**TASK TO CARRY OUT**: Print the complete set of entries exactly.

::::::::::

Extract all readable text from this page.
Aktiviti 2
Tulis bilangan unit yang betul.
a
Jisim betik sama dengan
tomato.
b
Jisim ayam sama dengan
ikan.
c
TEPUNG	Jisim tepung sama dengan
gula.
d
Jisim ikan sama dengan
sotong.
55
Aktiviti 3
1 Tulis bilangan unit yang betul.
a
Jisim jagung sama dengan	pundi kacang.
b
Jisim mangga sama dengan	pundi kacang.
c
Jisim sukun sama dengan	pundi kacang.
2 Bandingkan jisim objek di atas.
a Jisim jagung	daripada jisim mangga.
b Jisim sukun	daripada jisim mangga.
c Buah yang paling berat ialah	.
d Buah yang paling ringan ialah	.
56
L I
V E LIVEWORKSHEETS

::::::::::

**WRITTEN ANSWER**:
Extract all readable text from this page.
Aktiviti 2
Tulis bilangan unit yang betul.
a
Jisim betik sama dengan
tomato.
b
Jisim ayam sama dengan
ikan.
c
TEPUNG	Jisim tepung sama dengan
gula.
d
Jisim ikan sama dengan
sotong.
55
Aktiviti 3
1 Tulis bilangan unit yang betul.
a
Jisim jagung sama dengan	pundi kacang.
b
Jisim mangga sama dengan	pundi kacang.
c
Jisim sukun sama dengan	pundi kacang.
2 Bandingkan jisim objek di atas.
a Jisim jagung	daripada jisim mangga.
b Jisim sukun	daripada jisim mangga.
c Buah yang paling berat ialah	.
d Buah yang paling ringan ialah	.
56
L I
V E LIVEWORKSHEETS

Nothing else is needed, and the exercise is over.